=== Textauszug ===
Unsere Suche nach Marilyn Monroes Jacke floppte leider. Was vielleicht an dem toten Hund lag, vielleicht aber auch an David Hasselhoffs neuem Lied. Für diese Screwball-Komödie, in der Iron Man mit Spider-Man in die Kiste hüpft, machten wir extra eine Spezialdiät in James Bonds roter Unterhose. Wir beiden Wunderkinder teasern den Unterschied zwischen Dragqueens und Transvestiten an während im Hintergrund Ratten rattern.

=== Vorliegende Datensätze ===
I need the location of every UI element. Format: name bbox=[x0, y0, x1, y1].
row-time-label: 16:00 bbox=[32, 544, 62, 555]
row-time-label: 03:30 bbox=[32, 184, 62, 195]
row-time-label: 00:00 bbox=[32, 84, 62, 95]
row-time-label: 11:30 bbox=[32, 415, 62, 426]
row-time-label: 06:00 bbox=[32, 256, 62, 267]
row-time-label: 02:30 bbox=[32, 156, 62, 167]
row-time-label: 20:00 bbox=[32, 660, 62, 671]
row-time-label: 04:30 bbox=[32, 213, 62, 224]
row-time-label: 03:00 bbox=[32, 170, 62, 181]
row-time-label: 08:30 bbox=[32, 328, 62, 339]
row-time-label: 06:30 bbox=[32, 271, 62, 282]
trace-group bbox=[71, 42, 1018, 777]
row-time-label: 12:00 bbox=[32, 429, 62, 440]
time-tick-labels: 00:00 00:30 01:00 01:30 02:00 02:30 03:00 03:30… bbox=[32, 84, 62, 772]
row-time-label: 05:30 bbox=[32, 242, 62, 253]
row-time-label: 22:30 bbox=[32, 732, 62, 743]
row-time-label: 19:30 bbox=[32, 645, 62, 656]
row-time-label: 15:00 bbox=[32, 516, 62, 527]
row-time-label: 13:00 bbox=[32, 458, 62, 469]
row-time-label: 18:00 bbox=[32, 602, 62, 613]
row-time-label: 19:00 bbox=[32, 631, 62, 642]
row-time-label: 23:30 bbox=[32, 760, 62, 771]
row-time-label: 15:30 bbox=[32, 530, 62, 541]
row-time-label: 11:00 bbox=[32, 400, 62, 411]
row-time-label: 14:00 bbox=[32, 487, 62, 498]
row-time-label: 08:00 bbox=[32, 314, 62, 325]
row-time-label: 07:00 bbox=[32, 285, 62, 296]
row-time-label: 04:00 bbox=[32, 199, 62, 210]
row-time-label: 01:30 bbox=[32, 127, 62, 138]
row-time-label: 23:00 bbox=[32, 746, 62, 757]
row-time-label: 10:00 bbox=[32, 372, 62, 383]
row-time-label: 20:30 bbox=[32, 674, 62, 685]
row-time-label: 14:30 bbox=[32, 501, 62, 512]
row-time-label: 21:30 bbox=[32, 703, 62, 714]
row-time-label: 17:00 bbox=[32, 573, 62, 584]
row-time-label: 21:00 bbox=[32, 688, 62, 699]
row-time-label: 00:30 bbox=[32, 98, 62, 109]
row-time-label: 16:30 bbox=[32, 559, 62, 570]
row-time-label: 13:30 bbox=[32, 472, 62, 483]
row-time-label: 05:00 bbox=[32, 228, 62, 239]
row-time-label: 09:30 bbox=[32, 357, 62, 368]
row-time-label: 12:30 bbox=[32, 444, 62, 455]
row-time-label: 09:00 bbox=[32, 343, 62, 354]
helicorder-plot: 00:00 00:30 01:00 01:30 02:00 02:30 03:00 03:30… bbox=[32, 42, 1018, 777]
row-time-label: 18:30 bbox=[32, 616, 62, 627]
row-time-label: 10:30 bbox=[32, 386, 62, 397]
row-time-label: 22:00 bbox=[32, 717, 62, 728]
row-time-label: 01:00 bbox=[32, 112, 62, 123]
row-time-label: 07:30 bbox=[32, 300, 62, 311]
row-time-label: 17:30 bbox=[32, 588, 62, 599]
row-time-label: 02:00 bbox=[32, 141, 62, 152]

=== Deine Aufgabe ===
Schreib den Textauszug beginnend bei „Unsere Suche nach Marilyn“ und endend mit „Hintergrund Ratten rattern.“ noch einmal ab. Tausche dabei „Hund“ gegen „Papagei“.

=== Gelöste Aufgabe ===
Unsere Suche nach Marilyn Monroes Jacke floppte leider. Was vielleicht an dem toten Papagei lag, vielleicht aber auch an David Hasselhoffs neuem Lied. Für diese Screwball-Komödie, in der Iron Man mit Spider-Man in die Kiste hüpft, machten wir extra eine Spezialdiät in James Bonds roter Unterhose. Wir beiden Wunderkinder teasern den Unterschied zwischen Dragqueens und Transvestiten an während im Hintergrund Ratten rattern.